--- Task requirements ---
Give the number of lines that include the string "会对人体健康或自然环境造成直接或潜在危害", nothing more.

(Stored dataset items)
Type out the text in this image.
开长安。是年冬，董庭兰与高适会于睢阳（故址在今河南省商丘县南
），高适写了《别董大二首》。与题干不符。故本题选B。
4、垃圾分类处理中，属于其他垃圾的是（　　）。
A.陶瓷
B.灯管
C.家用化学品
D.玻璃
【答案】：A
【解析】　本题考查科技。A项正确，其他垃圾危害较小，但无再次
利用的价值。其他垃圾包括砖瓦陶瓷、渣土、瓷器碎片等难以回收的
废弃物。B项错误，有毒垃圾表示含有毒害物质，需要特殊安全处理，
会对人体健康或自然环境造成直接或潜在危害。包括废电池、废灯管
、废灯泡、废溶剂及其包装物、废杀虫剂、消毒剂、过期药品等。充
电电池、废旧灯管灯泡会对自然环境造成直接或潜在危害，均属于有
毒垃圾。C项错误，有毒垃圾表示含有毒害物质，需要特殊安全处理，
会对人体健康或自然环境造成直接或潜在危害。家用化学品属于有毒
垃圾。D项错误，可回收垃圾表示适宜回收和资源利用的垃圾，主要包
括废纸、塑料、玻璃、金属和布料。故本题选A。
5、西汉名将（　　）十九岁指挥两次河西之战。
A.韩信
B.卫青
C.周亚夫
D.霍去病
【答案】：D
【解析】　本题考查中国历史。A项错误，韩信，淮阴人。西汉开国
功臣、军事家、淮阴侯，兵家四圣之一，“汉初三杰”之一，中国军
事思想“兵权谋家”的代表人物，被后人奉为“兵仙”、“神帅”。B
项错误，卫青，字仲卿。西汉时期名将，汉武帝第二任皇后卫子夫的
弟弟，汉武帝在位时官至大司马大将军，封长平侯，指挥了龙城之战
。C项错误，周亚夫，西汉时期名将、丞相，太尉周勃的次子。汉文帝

--- Response below ---
2